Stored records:

***

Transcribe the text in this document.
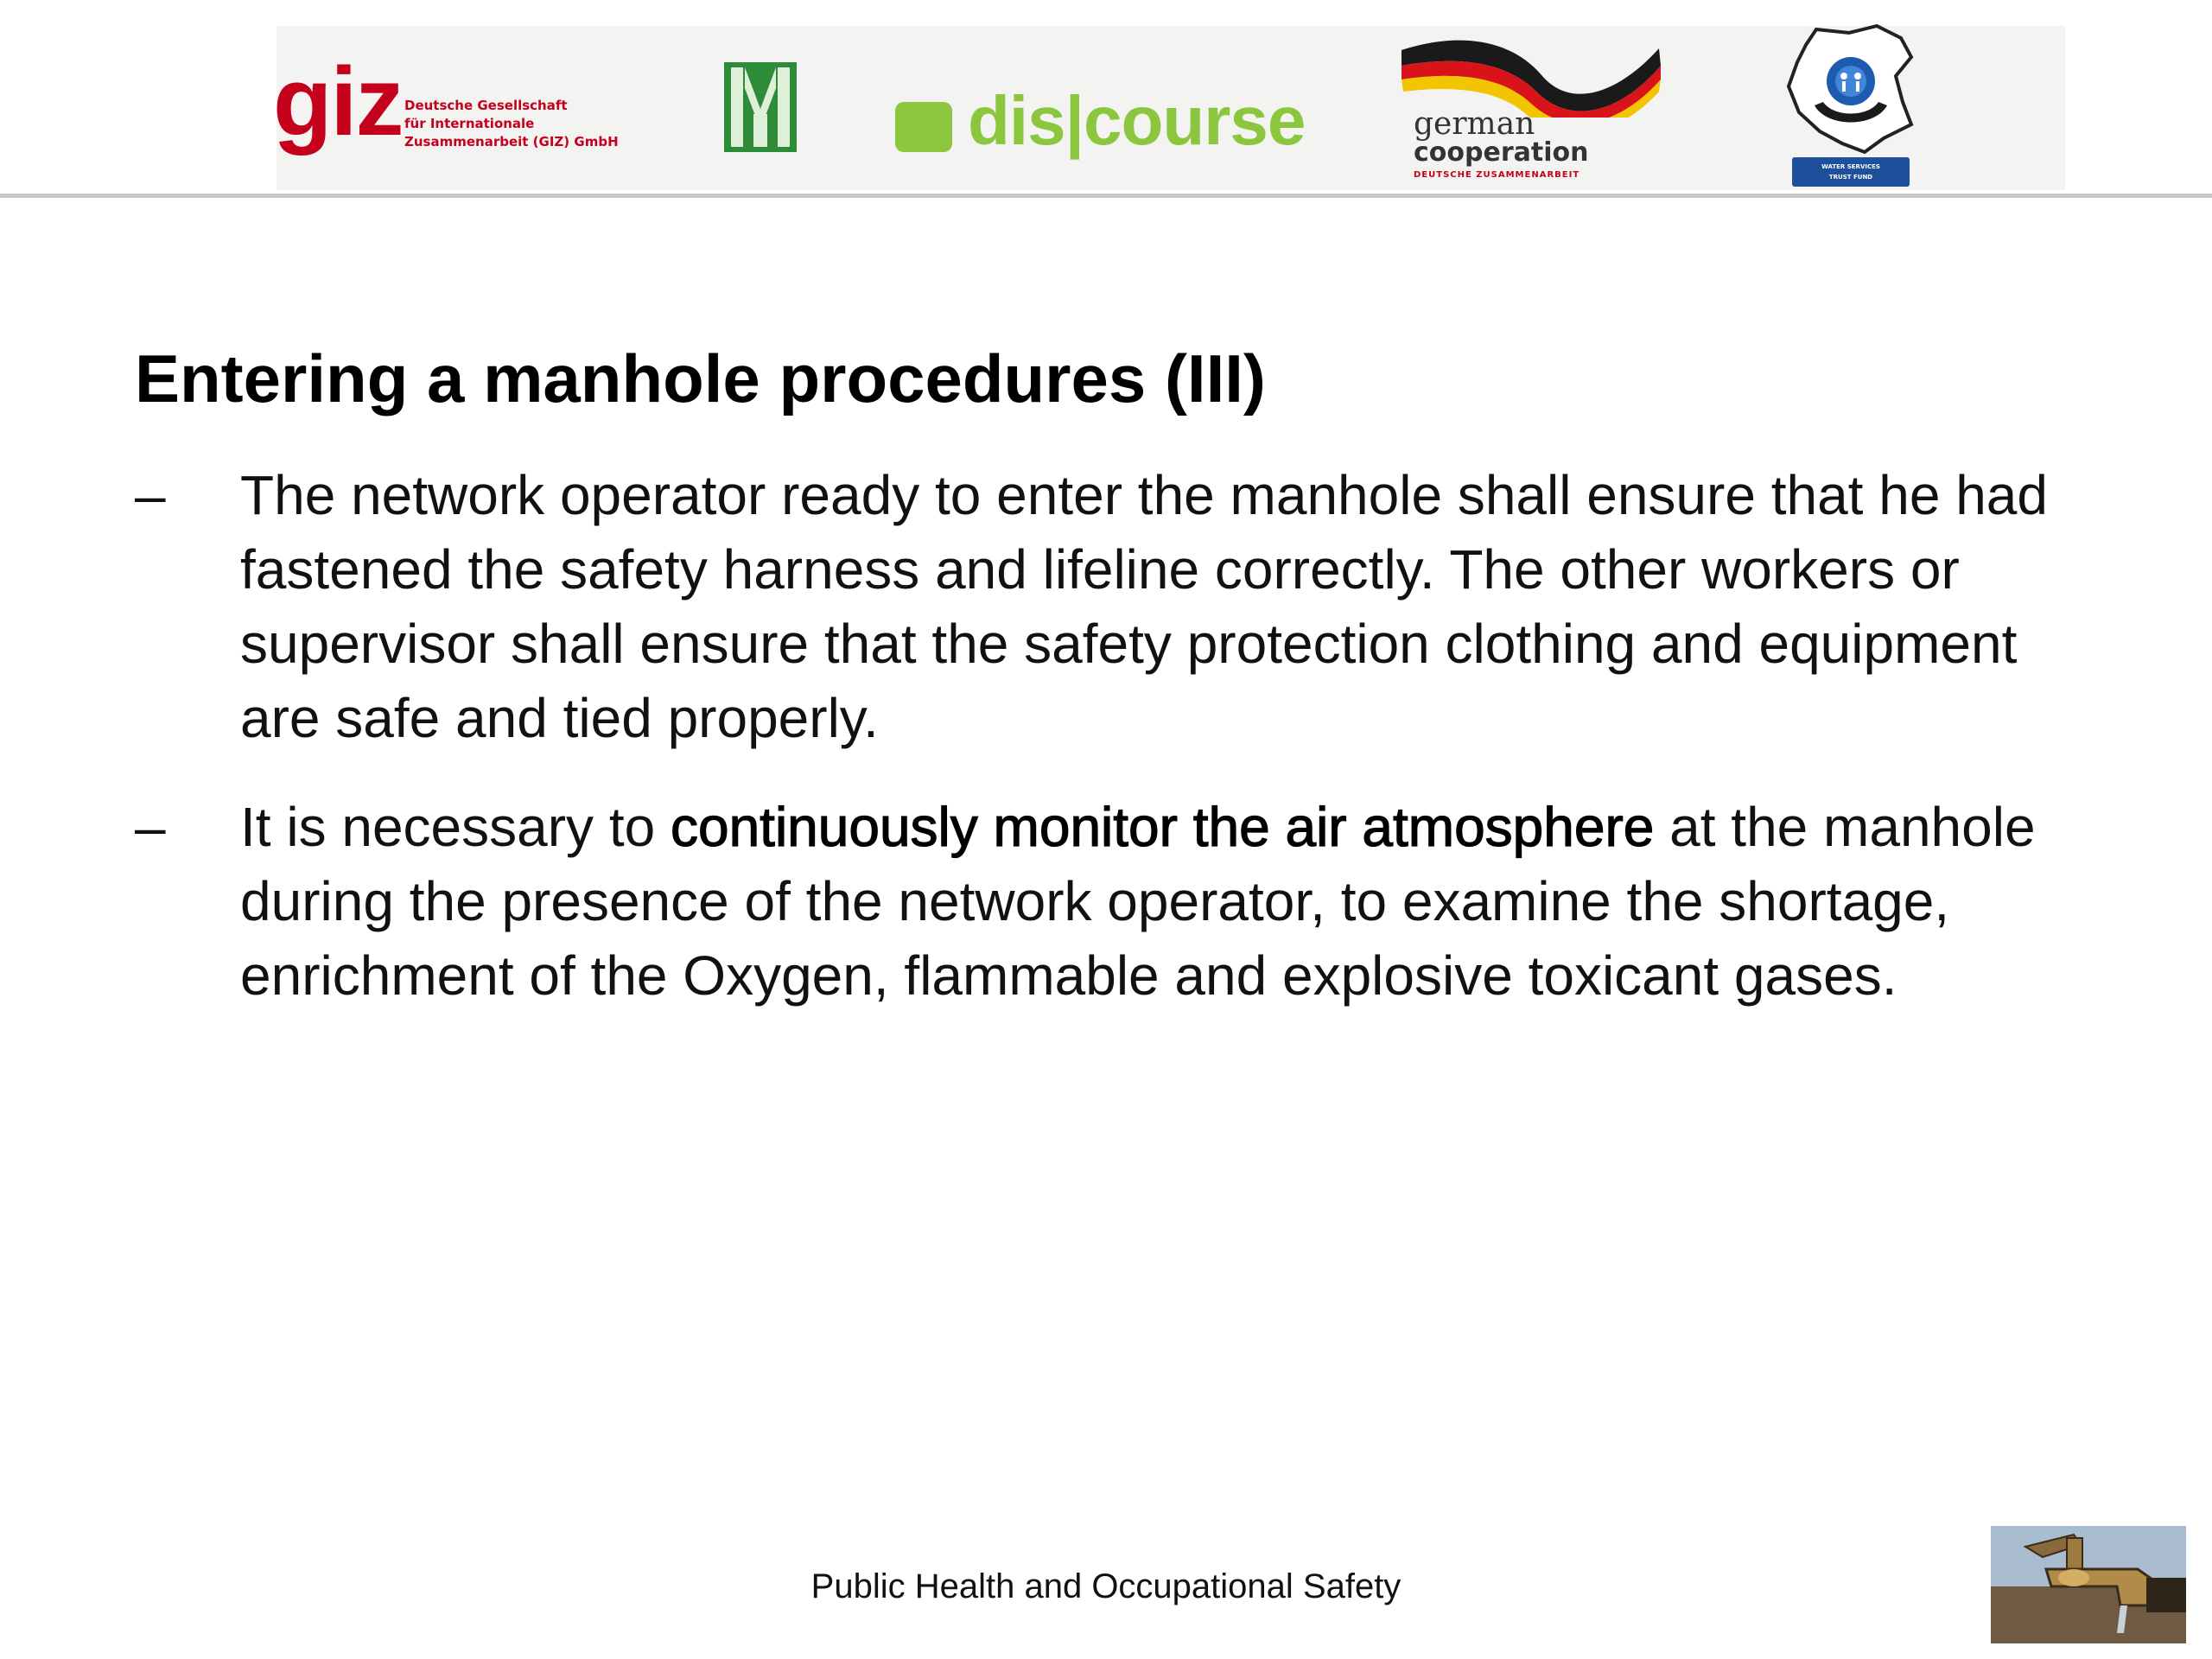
giz Deutsche Gesellschaft
für Internationale
Zusammenarbeit (GIZ) GmbH	dis|course	german
cooperation
DEUTSCHE ZUSAMMENARBEIT
WATER SERVICES
TRUST FUND
Entering a manhole procedures (III)
– The network operator ready to enter the manhole shall ensure that he had fastened the safety harness and lifeline correctly. The other workers or supervisor shall ensure that the safety protection clothing and equipment are safe and tied properly.
– It is necessary to continuously monitor the air atmosphere at the manhole during the presence of the network operator, to examine the shortage, enrichment of the Oxygen, flammable and explosive toxicant gases.
Public Health and Occupational Safety
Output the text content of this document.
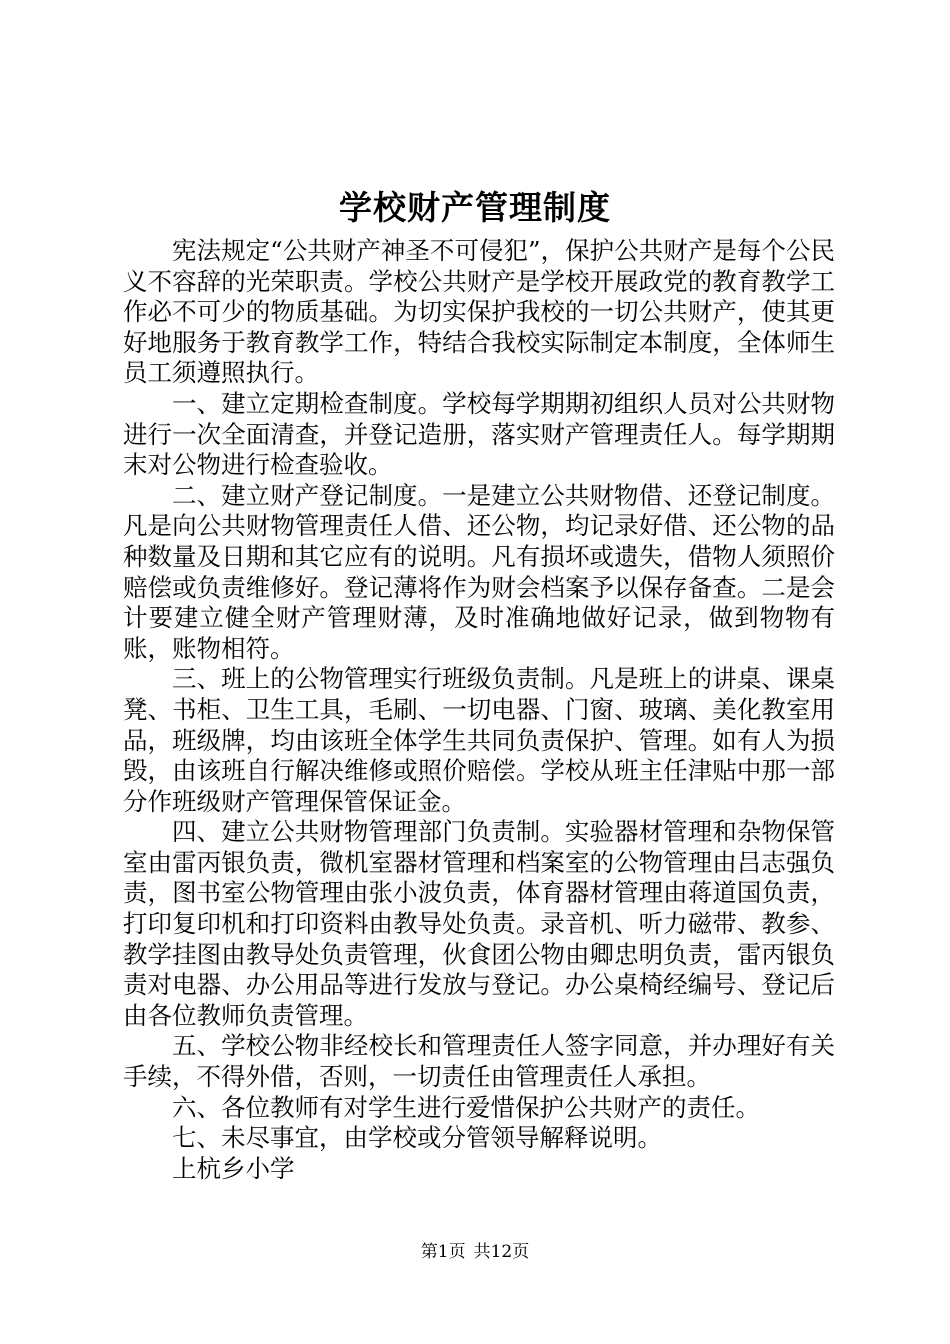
学校财产管理制度

宪法规定“公共财产神圣不可侵犯”，保护公共财产是每个公民义不容辞的光荣职责。学校公共财产是学校开展政党的教育教学工作必不可少的物质基础。为切实保护我校的一切公共财产，使其更好地服务于教育教学工作，特结合我校实际制定本制度，全体师生员工须遵照执行。

一、建立定期检查制度。学校每学期期初组织人员对公共财物进行一次全面清查，并登记造册，落实财产管理责任人。每学期期末对公物进行检查验收。

二、建立财产登记制度。一是建立公共财物借、还登记制度。凡是向公共财物管理责任人借、还公物，均记录好借、还公物的品种数量及日期和其它应有的说明。凡有损坏或遗失，借物人须照价赔偿或负责维修好。登记薄将作为财会档案予以保存备查。二是会计要建立健全财产管理财薄，及时准确地做好记录，做到物物有账，账物相符。

三、班上的公物管理实行班级负责制。凡是班上的讲桌、课桌凳、书柜、卫生工具，毛刷、一切电器、门窗、玻璃、美化教室用品，班级牌，均由该班全体学生共同负责保护、管理。如有人为损毁，由该班自行解决维修或照价赔偿。学校从班主任津贴中那一部分作班级财产管理保管保证金。

四、建立公共财物管理部门负责制。实验器材管理和杂物保管室由雷丙银负责，微机室器材管理和档案室的公物管理由吕志强负责，图书室公物管理由张小波负责，体育器材管理由蒋道国负责，打印复印机和打印资料由教导处负责。录音机、听力磁带、教参、教学挂图由教导处负责管理，伙食团公物由卿忠明负责，雷丙银负责对电器、办公用品等进行发放与登记。办公桌椅经编号、登记后由各位教师负责管理。

五、学校公物非经校长和管理责任人签字同意，并办理好有关手续，不得外借，否则，一切责任由管理责任人承担。

六、各位教师有对学生进行爱惜保护公共财产的责任。

七、未尽事宜，由学校或分管领导解释说明。

上杭乡小学

第1页 共12页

***

DIRECTIONS: Replicate the material above verbatim; images stay out of the copy.

EXERCISE ANSWER:
Transcribe the text in this document.
giz Deutsche Gesellschaft
für Internationale
Zusammenarbeit (GIZ) GmbH	dis|course	german
cooperation
DEUTSCHE ZUSAMMENARBEIT
WATER SERVICES
TRUST FUND
Entering a manhole procedures (III)
– The network operator ready to enter the manhole shall ensure that he had fastened the safety harness and lifeline correctly. The other workers or supervisor shall ensure that the safety protection clothing and equipment are safe and tied properly.
– It is necessary to continuously monitor the air atmosphere at the manhole during the presence of the network operator, to examine the shortage, enrichment of the Oxygen, flammable and explosive toxicant gases.
Public Health and Occupational Safety
Output the text content of this document.
学校财产管理制度

宪法规定“公共财产神圣不可侵犯”，保护公共财产是每个公民义不容辞的光荣职责。学校公共财产是学校开展政党的教育教学工作必不可少的物质基础。为切实保护我校的一切公共财产，使其更好地服务于教育教学工作，特结合我校实际制定本制度，全体师生员工须遵照执行。

一、建立定期检查制度。学校每学期期初组织人员对公共财物进行一次全面清查，并登记造册，落实财产管理责任人。每学期期末对公物进行检查验收。

二、建立财产登记制度。一是建立公共财物借、还登记制度。凡是向公共财物管理责任人借、还公物，均记录好借、还公物的品种数量及日期和其它应有的说明。凡有损坏或遗失，借物人须照价赔偿或负责维修好。登记薄将作为财会档案予以保存备查。二是会计要建立健全财产管理财薄，及时准确地做好记录，做到物物有账，账物相符。

三、班上的公物管理实行班级负责制。凡是班上的讲桌、课桌凳、书柜、卫生工具，毛刷、一切电器、门窗、玻璃、美化教室用品，班级牌，均由该班全体学生共同负责保护、管理。如有人为损毁，由该班自行解决维修或照价赔偿。学校从班主任津贴中那一部分作班级财产管理保管保证金。

四、建立公共财物管理部门负责制。实验器材管理和杂物保管室由雷丙银负责，微机室器材管理和档案室的公物管理由吕志强负责，图书室公物管理由张小波负责，体育器材管理由蒋道国负责，打印复印机和打印资料由教导处负责。录音机、听力磁带、教参、教学挂图由教导处负责管理，伙食团公物由卿忠明负责，雷丙银负责对电器、办公用品等进行发放与登记。办公桌椅经编号、登记后由各位教师负责管理。

五、学校公物非经校长和管理责任人签字同意，并办理好有关手续，不得外借，否则，一切责任由管理责任人承担。

六、各位教师有对学生进行爱惜保护公共财产的责任。

七、未尽事宜，由学校或分管领导解释说明。

上杭乡小学

第1页 共12页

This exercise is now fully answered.